Data supplied
Begin
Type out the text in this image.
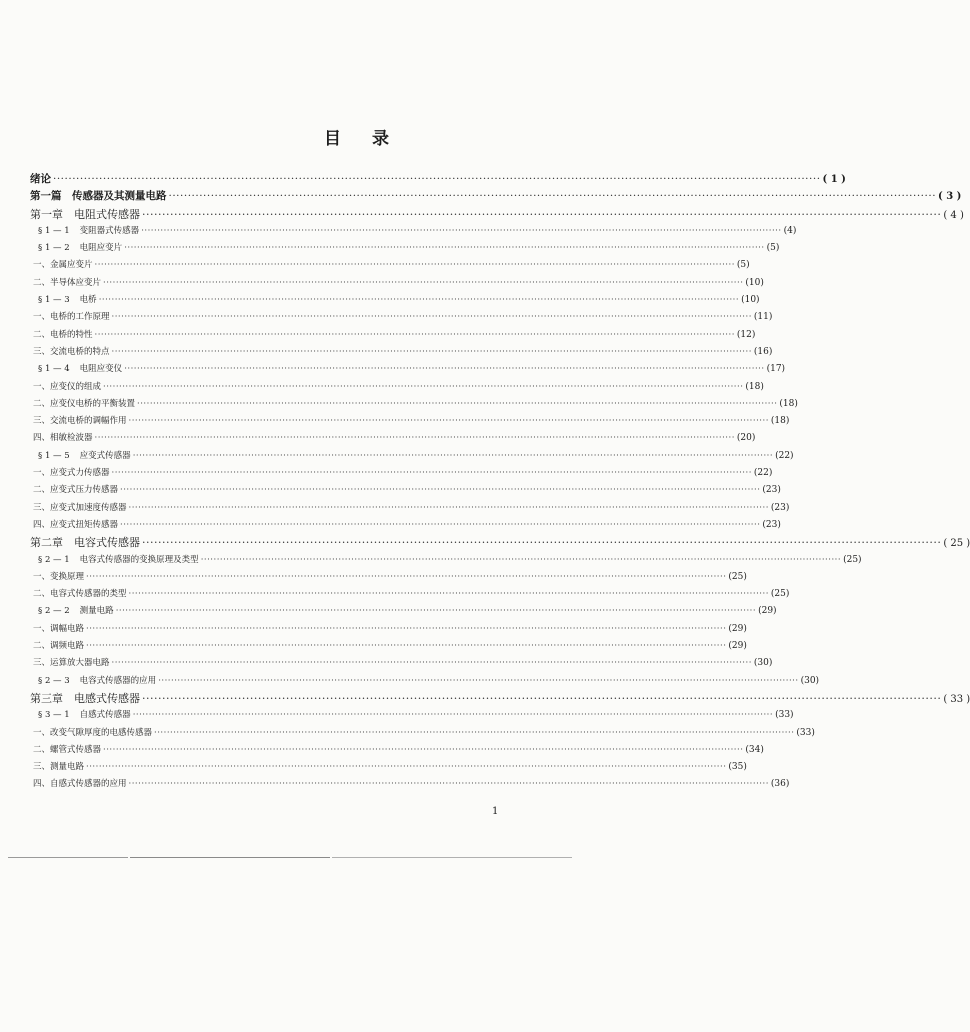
目 录
绪论 ········································································································································································································ ( 1 )
第一篇　传感器及其测量电路 ········································································································································································································ ( 3 )
第一章　电阻式传感器 ········································································································································································································ ( 4 )
§ 1 — 1 变阻器式传感器 ········································································································································································································ (4)
§ 1 — 2 电阻应变片 ········································································································································································································ (5)
一、金属应变片 ········································································································································································································ (5)
二、半导体应变片 ········································································································································································································ (10)
§ 1 — 3 电桥 ········································································································································································································ (10)
一、电桥的工作原理 ········································································································································································································ (11)
二、电桥的特性 ········································································································································································································ (12)
三、交流电桥的特点 ········································································································································································································ (16)
§ 1 — 4 电阻应变仪 ········································································································································································································ (17)
一、应变仪的组成 ········································································································································································································ (18)
二、应变仪电桥的平衡装置 ········································································································································································································ (18)
三、交流电桥的调幅作用 ········································································································································································································ (18)
四、相敏检波器 ········································································································································································································ (20)
§ 1 — 5 应变式传感器 ········································································································································································································ (22)
一、应变式力传感器 ········································································································································································································ (22)
二、应变式压力传感器 ········································································································································································································ (23)
三、应变式加速度传感器 ········································································································································································································ (23)
四、应变式扭矩传感器 ········································································································································································································ (23)
第二章　电容式传感器 ········································································································································································································ ( 25 )
§ 2 — 1 电容式传感器的变换原理及类型 ········································································································································································································ (25)
一、变换原理 ········································································································································································································ (25)
二、电容式传感器的类型 ········································································································································································································ (25)
§ 2 — 2 测量电路 ········································································································································································································ (29)
一、调幅电路 ········································································································································································································ (29)
二、调频电路 ········································································································································································································ (29)
三、运算放大器电路 ········································································································································································································ (30)
§ 2 — 3 电容式传感器的应用 ········································································································································································································ (30)
第三章　电感式传感器 ········································································································································································································ ( 33 )
§ 3 — 1 自感式传感器 ········································································································································································································ (33)
一、改变气隙厚度的电感传感器 ········································································································································································································ (33)
二、螺管式传感器 ········································································································································································································ (34)
三、测量电路 ········································································································································································································ (35)
四、自感式传感器的应用 ········································································································································································································ (36)
1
End
Prompt
Quote all the lines above exactly as given. Do not include the pictures.

Result for this task
Type out the text in this image.
目 录
绪论 ········································································································································································································ ( 1 )
第一篇　传感器及其测量电路 ········································································································································································································ ( 3 )
第一章　电阻式传感器 ········································································································································································································ ( 4 )
§ 1 — 1 变阻器式传感器 ········································································································································································································ (4)
§ 1 — 2 电阻应变片 ········································································································································································································ (5)
一、金属应变片 ········································································································································································································ (5)
二、半导体应变片 ········································································································································································································ (10)
§ 1 — 3 电桥 ········································································································································································································ (10)
一、电桥的工作原理 ········································································································································································································ (11)
二、电桥的特性 ········································································································································································································ (12)
三、交流电桥的特点 ········································································································································································································ (16)
§ 1 — 4 电阻应变仪 ········································································································································································································ (17)
一、应变仪的组成 ········································································································································································································ (18)
二、应变仪电桥的平衡装置 ········································································································································································································ (18)
三、交流电桥的调幅作用 ········································································································································································································ (18)
四、相敏检波器 ········································································································································································································ (20)
§ 1 — 5 应变式传感器 ········································································································································································································ (22)
一、应变式力传感器 ········································································································································································································ (22)
二、应变式压力传感器 ········································································································································································································ (23)
三、应变式加速度传感器 ········································································································································································································ (23)
四、应变式扭矩传感器 ········································································································································································································ (23)
第二章　电容式传感器 ········································································································································································································ ( 25 )
§ 2 — 1 电容式传感器的变换原理及类型 ········································································································································································································ (25)
一、变换原理 ········································································································································································································ (25)
二、电容式传感器的类型 ········································································································································································································ (25)
§ 2 — 2 测量电路 ········································································································································································································ (29)
一、调幅电路 ········································································································································································································ (29)
二、调频电路 ········································································································································································································ (29)
三、运算放大器电路 ········································································································································································································ (30)
§ 2 — 3 电容式传感器的应用 ········································································································································································································ (30)
第三章　电感式传感器 ········································································································································································································ ( 33 )
§ 3 — 1 自感式传感器 ········································································································································································································ (33)
一、改变气隙厚度的电感传感器 ········································································································································································································ (33)
二、螺管式传感器 ········································································································································································································ (34)
三、测量电路 ········································································································································································································ (35)
四、自感式传感器的应用 ········································································································································································································ (36)
1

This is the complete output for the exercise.